▶ **Stated exercise**
In the data that follows, count every line holding the string "Description" and give the count alone.
Begin
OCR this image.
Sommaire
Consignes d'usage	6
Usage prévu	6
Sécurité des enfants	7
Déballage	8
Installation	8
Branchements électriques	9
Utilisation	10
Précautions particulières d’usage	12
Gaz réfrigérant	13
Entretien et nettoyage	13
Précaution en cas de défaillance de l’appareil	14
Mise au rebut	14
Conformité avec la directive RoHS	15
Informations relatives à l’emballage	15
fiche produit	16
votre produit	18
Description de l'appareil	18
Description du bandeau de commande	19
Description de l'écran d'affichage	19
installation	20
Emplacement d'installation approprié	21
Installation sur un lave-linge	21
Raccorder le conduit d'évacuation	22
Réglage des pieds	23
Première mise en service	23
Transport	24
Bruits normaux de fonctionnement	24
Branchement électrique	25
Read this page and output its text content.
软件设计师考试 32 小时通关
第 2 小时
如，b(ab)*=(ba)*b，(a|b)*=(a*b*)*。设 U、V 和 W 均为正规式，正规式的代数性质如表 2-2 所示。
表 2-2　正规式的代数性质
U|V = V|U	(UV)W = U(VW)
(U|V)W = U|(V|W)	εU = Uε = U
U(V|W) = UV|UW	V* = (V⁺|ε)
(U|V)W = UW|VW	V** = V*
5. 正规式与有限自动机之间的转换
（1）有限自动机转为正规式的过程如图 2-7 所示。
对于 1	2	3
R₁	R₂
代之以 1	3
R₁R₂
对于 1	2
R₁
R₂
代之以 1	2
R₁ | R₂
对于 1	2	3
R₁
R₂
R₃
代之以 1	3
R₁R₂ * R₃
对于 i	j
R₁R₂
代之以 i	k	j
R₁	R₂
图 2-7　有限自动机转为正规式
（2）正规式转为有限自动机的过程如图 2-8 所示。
End
▶ **Written solution**
3